=== Input ===
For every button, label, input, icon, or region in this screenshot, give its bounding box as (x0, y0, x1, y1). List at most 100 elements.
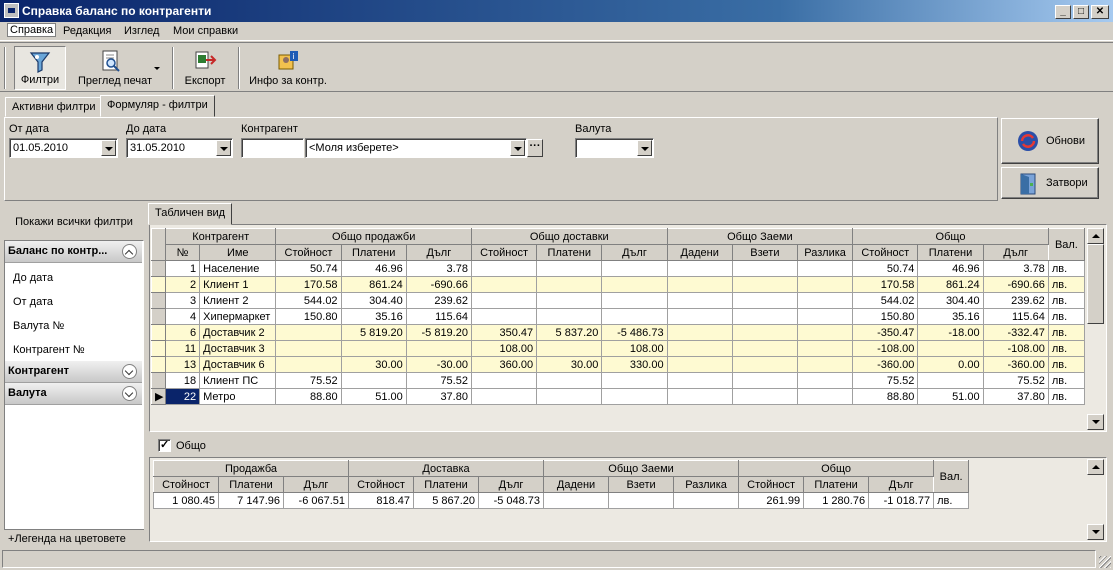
===
=== Input ===
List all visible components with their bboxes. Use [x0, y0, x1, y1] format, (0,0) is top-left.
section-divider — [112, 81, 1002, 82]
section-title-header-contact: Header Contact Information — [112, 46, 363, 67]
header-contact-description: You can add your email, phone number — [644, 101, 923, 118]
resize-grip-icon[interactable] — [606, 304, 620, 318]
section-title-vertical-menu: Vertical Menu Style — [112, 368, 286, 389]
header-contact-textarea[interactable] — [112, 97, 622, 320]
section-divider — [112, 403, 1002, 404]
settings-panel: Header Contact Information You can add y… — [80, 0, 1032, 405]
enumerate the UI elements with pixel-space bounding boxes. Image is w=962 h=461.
===
Report each line of the data above that contains the word "List".

▶ _Response to the task_
For every button, label, input, icon, or region in this screenshot, give its bounding box as (x0, y0, x1, y1). List at most 100 elements.
List all visible components with their bboxes. Use [x0, y0, x1, y1] format, (0,0) is top-left.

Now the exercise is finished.